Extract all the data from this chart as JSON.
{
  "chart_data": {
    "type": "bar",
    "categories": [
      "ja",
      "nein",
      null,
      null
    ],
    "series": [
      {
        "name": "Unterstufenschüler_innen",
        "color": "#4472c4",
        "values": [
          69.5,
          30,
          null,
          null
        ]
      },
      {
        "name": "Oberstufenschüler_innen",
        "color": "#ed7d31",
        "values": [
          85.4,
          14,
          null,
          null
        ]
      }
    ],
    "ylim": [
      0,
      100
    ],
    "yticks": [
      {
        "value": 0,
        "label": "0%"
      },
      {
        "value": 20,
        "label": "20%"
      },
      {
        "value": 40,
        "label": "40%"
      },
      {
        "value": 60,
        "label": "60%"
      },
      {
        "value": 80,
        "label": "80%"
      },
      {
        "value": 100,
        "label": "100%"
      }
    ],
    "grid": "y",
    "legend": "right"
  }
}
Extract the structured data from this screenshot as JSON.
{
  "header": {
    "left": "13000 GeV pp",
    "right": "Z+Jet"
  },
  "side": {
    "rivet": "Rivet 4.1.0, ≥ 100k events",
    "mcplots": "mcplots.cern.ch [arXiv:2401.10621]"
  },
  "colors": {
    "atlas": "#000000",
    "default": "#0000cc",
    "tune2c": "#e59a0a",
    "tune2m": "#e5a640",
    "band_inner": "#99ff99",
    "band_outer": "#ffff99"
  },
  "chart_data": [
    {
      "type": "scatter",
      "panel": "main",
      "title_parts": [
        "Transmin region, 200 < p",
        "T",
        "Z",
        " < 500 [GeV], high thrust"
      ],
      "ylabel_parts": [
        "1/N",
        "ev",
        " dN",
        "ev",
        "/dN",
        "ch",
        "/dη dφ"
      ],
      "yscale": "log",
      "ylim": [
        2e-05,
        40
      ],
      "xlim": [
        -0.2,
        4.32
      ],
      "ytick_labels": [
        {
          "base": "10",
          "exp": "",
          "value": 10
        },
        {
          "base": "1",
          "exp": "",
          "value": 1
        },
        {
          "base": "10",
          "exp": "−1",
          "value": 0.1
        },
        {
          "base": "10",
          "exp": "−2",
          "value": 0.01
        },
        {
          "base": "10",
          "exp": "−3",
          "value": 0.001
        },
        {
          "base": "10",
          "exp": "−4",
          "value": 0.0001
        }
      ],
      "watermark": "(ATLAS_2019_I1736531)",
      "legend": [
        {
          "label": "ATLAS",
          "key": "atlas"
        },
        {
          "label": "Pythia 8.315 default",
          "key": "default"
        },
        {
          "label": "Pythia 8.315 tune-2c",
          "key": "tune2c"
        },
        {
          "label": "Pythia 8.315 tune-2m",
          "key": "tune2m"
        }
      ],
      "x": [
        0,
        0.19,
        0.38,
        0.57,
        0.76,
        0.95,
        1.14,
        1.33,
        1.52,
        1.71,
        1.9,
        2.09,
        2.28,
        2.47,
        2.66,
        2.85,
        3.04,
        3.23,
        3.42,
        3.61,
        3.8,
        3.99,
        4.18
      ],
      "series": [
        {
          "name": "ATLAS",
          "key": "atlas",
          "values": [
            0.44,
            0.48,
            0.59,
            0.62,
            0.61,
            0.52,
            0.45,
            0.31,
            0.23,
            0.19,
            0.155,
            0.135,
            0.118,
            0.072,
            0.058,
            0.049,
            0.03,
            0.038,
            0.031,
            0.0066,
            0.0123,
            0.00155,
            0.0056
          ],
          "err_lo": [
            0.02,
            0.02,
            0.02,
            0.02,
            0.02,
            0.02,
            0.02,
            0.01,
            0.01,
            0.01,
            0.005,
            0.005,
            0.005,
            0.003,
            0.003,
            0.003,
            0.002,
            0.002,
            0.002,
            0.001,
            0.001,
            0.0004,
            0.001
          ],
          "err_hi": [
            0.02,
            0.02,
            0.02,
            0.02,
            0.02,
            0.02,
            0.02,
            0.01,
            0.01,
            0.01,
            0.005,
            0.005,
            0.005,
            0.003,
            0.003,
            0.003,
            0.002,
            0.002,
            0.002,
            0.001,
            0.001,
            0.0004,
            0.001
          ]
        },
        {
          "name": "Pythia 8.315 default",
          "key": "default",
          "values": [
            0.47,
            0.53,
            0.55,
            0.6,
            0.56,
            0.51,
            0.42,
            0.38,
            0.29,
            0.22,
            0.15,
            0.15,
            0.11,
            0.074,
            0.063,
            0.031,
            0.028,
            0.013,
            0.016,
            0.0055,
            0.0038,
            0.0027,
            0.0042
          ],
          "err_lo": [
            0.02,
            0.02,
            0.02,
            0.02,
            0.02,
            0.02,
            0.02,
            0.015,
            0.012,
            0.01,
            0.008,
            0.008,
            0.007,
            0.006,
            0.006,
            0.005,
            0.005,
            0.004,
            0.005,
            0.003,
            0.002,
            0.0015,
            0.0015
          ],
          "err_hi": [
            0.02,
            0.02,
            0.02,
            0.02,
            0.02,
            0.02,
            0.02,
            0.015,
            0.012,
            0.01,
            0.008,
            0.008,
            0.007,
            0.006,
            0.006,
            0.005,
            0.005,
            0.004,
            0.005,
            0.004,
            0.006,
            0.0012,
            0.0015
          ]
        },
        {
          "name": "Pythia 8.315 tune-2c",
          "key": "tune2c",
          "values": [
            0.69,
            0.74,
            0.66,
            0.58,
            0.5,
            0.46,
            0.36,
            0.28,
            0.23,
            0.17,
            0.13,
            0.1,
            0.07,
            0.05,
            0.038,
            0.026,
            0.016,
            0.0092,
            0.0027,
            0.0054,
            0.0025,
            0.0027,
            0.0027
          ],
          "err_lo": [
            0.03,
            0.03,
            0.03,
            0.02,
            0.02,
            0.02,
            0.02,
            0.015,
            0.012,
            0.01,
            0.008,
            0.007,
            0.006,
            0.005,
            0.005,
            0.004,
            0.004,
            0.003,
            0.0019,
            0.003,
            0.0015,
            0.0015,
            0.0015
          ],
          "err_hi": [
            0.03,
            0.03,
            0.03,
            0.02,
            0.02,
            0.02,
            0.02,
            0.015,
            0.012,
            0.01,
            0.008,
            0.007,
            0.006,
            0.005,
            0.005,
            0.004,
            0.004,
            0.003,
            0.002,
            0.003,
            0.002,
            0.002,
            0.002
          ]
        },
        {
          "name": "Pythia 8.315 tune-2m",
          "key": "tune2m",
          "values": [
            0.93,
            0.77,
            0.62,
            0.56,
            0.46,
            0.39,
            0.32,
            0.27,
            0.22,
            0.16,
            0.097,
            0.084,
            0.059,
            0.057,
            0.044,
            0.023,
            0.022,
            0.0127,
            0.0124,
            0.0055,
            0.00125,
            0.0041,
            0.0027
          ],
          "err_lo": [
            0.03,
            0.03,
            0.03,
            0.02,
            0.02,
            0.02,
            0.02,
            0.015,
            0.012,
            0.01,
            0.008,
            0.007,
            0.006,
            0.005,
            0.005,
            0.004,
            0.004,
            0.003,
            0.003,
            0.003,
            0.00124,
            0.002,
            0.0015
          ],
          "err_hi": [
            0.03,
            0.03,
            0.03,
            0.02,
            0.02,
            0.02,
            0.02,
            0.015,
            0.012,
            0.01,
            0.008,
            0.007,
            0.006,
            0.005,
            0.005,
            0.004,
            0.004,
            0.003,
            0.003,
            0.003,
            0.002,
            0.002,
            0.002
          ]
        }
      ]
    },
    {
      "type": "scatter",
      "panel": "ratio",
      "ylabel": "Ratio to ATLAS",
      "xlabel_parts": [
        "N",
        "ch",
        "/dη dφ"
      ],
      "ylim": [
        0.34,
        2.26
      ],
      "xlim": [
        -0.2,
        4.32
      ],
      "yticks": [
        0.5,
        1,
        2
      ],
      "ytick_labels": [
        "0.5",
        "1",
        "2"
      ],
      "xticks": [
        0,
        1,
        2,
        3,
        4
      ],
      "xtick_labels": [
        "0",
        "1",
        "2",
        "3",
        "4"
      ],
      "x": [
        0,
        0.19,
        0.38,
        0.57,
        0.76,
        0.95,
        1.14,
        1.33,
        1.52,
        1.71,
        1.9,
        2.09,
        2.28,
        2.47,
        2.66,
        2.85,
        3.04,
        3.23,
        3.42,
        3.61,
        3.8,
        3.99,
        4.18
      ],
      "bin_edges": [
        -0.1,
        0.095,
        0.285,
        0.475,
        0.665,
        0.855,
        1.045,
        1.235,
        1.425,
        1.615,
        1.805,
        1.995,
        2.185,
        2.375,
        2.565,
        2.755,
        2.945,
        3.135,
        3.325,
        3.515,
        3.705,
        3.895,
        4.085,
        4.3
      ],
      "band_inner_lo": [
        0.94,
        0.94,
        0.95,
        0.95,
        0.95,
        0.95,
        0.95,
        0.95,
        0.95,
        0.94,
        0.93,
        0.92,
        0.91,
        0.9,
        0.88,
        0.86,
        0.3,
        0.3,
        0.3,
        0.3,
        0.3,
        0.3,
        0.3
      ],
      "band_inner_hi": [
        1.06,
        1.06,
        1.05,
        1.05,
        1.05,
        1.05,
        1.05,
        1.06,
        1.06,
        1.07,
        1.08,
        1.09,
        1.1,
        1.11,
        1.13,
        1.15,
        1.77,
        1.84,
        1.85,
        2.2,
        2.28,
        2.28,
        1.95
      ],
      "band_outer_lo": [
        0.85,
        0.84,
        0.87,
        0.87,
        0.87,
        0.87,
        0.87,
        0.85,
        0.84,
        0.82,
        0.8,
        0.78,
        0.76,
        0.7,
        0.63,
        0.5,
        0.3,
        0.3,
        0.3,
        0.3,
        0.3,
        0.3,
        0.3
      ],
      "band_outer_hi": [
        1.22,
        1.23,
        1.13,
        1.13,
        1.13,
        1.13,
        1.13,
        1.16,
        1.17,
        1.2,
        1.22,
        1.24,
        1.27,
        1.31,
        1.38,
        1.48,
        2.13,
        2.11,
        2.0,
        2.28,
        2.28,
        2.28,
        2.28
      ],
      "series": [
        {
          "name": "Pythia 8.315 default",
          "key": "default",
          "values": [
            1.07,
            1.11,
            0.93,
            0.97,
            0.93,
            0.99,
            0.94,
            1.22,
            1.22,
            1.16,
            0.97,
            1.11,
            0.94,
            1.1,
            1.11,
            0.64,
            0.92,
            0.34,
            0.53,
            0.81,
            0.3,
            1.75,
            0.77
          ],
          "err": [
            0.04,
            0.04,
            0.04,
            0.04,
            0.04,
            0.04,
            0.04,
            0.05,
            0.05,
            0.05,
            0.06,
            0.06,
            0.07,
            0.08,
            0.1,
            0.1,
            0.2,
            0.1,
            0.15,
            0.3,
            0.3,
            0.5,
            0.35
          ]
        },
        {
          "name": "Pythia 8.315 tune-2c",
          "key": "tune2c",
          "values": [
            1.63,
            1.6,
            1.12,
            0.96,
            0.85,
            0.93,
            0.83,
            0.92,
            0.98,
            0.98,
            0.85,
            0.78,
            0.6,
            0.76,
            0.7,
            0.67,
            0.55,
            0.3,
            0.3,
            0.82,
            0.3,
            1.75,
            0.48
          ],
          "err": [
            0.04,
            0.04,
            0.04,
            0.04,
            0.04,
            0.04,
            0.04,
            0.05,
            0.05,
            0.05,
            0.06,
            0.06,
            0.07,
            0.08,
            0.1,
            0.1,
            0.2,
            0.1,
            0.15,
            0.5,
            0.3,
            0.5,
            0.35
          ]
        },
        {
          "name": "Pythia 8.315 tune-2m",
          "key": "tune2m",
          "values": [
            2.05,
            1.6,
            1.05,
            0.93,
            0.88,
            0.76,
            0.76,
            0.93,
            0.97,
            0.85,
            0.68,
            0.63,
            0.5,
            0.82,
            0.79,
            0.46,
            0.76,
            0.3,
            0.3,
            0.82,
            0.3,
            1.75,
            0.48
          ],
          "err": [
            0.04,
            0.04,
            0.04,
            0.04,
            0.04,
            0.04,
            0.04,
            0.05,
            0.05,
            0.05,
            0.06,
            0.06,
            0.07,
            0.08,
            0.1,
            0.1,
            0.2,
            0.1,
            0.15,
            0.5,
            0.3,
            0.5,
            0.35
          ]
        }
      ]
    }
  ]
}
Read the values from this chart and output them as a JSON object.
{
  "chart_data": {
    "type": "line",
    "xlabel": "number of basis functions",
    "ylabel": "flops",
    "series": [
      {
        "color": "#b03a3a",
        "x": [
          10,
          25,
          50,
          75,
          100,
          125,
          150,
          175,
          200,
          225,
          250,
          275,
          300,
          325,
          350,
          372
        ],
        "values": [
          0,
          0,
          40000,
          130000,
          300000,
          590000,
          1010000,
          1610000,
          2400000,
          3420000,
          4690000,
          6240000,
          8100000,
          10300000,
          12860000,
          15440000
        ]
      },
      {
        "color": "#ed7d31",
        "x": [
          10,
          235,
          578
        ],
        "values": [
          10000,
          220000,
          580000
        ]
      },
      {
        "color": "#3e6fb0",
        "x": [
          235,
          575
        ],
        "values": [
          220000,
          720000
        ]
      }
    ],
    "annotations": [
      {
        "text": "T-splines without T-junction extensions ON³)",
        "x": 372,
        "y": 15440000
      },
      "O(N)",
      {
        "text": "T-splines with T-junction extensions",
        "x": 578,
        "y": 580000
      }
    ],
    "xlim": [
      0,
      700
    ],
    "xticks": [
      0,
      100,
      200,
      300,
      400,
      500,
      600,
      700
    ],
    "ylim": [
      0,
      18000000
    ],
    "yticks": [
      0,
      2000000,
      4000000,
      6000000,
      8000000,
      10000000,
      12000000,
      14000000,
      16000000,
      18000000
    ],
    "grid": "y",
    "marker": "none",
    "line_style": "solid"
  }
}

▬▬▬

▶ _What needs to be done_
Within the listing above, work out how many lines contain the string "junction", and reply with that number only.

▶ _Task answer_
2